Start Source records

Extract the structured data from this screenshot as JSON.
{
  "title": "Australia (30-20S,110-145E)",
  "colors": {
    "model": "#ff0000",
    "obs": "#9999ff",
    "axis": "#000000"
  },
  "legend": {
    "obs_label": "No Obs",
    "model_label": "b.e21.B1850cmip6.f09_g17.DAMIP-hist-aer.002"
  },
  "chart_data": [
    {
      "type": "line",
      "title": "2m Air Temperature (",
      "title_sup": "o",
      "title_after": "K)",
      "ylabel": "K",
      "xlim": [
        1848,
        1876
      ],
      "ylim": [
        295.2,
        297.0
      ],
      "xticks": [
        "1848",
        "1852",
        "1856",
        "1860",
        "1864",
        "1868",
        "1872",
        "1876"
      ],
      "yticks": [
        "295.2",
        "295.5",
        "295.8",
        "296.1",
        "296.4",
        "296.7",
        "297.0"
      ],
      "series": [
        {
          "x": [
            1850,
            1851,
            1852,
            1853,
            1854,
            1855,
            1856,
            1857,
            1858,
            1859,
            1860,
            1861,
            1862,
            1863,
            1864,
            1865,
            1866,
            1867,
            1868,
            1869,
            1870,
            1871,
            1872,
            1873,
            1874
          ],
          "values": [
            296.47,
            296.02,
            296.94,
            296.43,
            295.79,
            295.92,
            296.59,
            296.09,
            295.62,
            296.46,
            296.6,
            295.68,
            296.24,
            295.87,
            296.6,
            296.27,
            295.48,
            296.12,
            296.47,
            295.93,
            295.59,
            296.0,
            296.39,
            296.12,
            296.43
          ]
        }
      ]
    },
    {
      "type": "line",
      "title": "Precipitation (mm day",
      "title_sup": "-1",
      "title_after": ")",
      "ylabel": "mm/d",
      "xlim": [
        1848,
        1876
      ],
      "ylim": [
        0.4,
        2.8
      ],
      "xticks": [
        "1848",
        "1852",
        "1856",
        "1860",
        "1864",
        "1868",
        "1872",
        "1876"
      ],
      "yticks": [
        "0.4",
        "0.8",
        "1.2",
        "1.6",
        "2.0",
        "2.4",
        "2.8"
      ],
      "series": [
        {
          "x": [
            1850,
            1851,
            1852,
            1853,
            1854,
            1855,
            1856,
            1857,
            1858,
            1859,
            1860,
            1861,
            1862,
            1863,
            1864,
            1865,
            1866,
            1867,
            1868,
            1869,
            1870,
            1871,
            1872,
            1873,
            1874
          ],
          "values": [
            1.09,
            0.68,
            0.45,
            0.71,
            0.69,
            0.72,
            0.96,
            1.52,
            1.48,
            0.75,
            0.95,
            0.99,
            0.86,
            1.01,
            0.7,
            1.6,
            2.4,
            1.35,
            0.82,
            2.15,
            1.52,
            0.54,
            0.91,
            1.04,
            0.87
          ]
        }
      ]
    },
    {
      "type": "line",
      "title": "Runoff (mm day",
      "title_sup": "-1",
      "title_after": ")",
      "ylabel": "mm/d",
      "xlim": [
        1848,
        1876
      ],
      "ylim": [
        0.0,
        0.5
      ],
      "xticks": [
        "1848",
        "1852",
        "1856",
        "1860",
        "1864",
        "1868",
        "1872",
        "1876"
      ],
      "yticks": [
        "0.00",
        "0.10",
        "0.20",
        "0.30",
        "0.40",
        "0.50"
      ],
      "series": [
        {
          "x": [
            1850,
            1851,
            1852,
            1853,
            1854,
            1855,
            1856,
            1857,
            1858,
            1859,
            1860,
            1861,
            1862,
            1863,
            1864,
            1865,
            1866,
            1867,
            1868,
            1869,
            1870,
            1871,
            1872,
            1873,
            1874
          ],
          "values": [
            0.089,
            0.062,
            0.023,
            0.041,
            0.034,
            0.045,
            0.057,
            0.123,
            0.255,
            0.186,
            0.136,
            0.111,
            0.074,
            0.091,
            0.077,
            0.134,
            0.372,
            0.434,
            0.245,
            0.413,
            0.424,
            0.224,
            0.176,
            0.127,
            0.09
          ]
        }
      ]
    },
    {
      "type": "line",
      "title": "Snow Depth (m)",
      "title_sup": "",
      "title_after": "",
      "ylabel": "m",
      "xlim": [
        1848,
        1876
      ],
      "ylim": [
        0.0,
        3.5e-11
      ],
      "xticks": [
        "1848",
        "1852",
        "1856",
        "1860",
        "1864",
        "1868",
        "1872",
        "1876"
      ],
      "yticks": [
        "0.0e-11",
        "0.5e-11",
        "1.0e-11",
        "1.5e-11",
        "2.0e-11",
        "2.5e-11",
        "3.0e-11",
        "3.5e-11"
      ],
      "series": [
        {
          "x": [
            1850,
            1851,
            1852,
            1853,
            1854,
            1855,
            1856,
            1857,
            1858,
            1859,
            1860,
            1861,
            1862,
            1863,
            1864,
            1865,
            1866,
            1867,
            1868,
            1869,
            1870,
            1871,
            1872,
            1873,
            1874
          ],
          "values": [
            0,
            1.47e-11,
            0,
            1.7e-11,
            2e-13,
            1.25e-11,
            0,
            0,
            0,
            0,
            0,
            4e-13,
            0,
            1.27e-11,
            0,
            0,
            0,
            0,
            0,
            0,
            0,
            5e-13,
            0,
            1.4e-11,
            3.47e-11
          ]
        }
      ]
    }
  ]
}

End Source records

Aim of the exercise:
Tally the lines in the entries above that hold the word "ylabel". Reply with nothing but that count.

Solution below:
4